• INSTRUCTIONS FOR THE TASK: Reproduce every entry that follows word for word, but omit the images.

• DATASET RECORDS:

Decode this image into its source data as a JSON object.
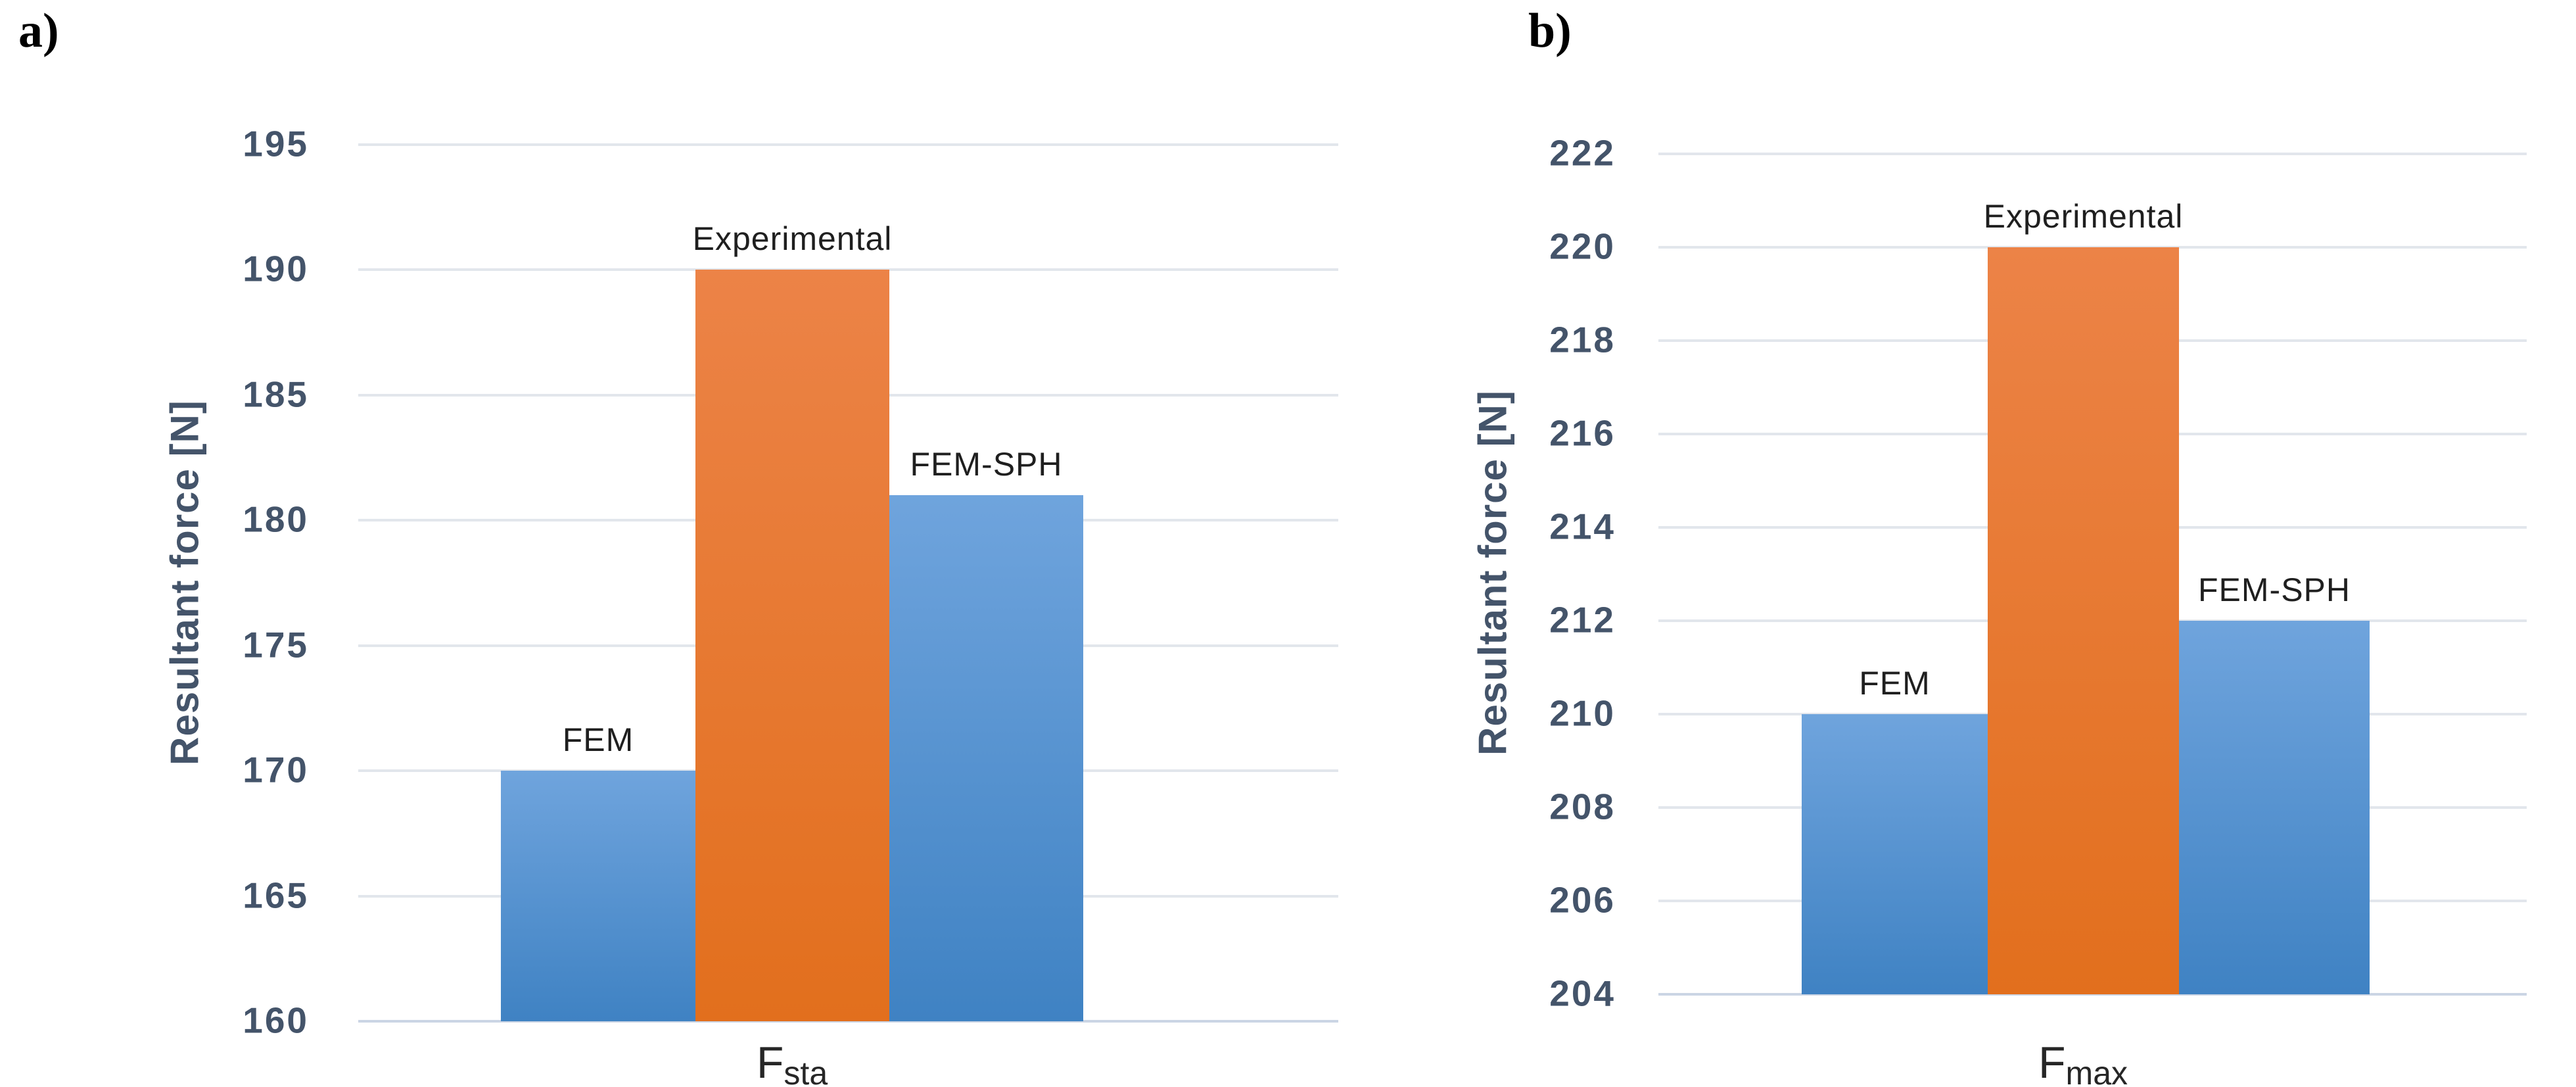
{
  "figure": {
    "description": "Comparison of resultant forces: FEM vs Experimental vs FEM-SPH"
  },
  "colors": {
    "background": "#FFFFFF",
    "axis_text": "#44546A",
    "gridline": "#E2E6EC",
    "baseline": "#CBD5E4",
    "bar_label_text": "#1F1F1F",
    "figure_label_text": "#000000",
    "blue_bar_top": "#6FA4DD",
    "blue_bar_bottom": "#3F82C3",
    "orange_bar_top": "#EC8347",
    "orange_bar_bottom": "#E26F1D"
  },
  "chart_data": [
    {
      "id": "a",
      "type": "bar",
      "panel_label": "a)",
      "title": "",
      "ylabel": "Resultant force [N]",
      "xlabel_main": "F",
      "xlabel_sub": "sta",
      "categories": [
        "FEM",
        "Experimental",
        "FEM-SPH"
      ],
      "values": [
        170,
        190,
        181
      ],
      "bar_colors": [
        "blue",
        "orange",
        "blue"
      ],
      "ylim": [
        160,
        195
      ],
      "ytick_step": 5,
      "yticks": [
        195,
        190,
        185,
        180,
        175,
        170,
        165,
        160
      ],
      "grid": true,
      "legend_position": "none"
    },
    {
      "id": "b",
      "type": "bar",
      "panel_label": "b)",
      "title": "",
      "ylabel": "Resultant force [N]",
      "xlabel_main": "F",
      "xlabel_sub": "max",
      "categories": [
        "FEM",
        "Experimental",
        "FEM-SPH"
      ],
      "values": [
        210,
        220,
        212
      ],
      "bar_colors": [
        "blue",
        "orange",
        "blue"
      ],
      "ylim": [
        204,
        222
      ],
      "ytick_step": 2,
      "yticks": [
        222,
        220,
        218,
        216,
        214,
        212,
        210,
        208,
        206,
        204
      ],
      "grid": true,
      "legend_position": "none"
    }
  ]
}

• SOLVED EXERCISE:
Decode this image into its source data as a JSON object.
{
  "figure": {
    "description": "Comparison of resultant forces: FEM vs Experimental vs FEM-SPH"
  },
  "colors": {
    "background": "#FFFFFF",
    "axis_text": "#44546A",
    "gridline": "#E2E6EC",
    "baseline": "#CBD5E4",
    "bar_label_text": "#1F1F1F",
    "figure_label_text": "#000000",
    "blue_bar_top": "#6FA4DD",
    "blue_bar_bottom": "#3F82C3",
    "orange_bar_top": "#EC8347",
    "orange_bar_bottom": "#E26F1D"
  },
  "chart_data": [
    {
      "id": "a",
      "type": "bar",
      "panel_label": "a)",
      "title": "",
      "ylabel": "Resultant force [N]",
      "xlabel_main": "F",
      "xlabel_sub": "sta",
      "categories": [
        "FEM",
        "Experimental",
        "FEM-SPH"
      ],
      "values": [
        170,
        190,
        181
      ],
      "bar_colors": [
        "blue",
        "orange",
        "blue"
      ],
      "ylim": [
        160,
        195
      ],
      "ytick_step": 5,
      "yticks": [
        195,
        190,
        185,
        180,
        175,
        170,
        165,
        160
      ],
      "grid": true,
      "legend_position": "none"
    },
    {
      "id": "b",
      "type": "bar",
      "panel_label": "b)",
      "title": "",
      "ylabel": "Resultant force [N]",
      "xlabel_main": "F",
      "xlabel_sub": "max",
      "categories": [
        "FEM",
        "Experimental",
        "FEM-SPH"
      ],
      "values": [
        210,
        220,
        212
      ],
      "bar_colors": [
        "blue",
        "orange",
        "blue"
      ],
      "ylim": [
        204,
        222
      ],
      "ytick_step": 2,
      "yticks": [
        222,
        220,
        218,
        216,
        214,
        212,
        210,
        208,
        206,
        204
      ],
      "grid": true,
      "legend_position": "none"
    }
  ]
}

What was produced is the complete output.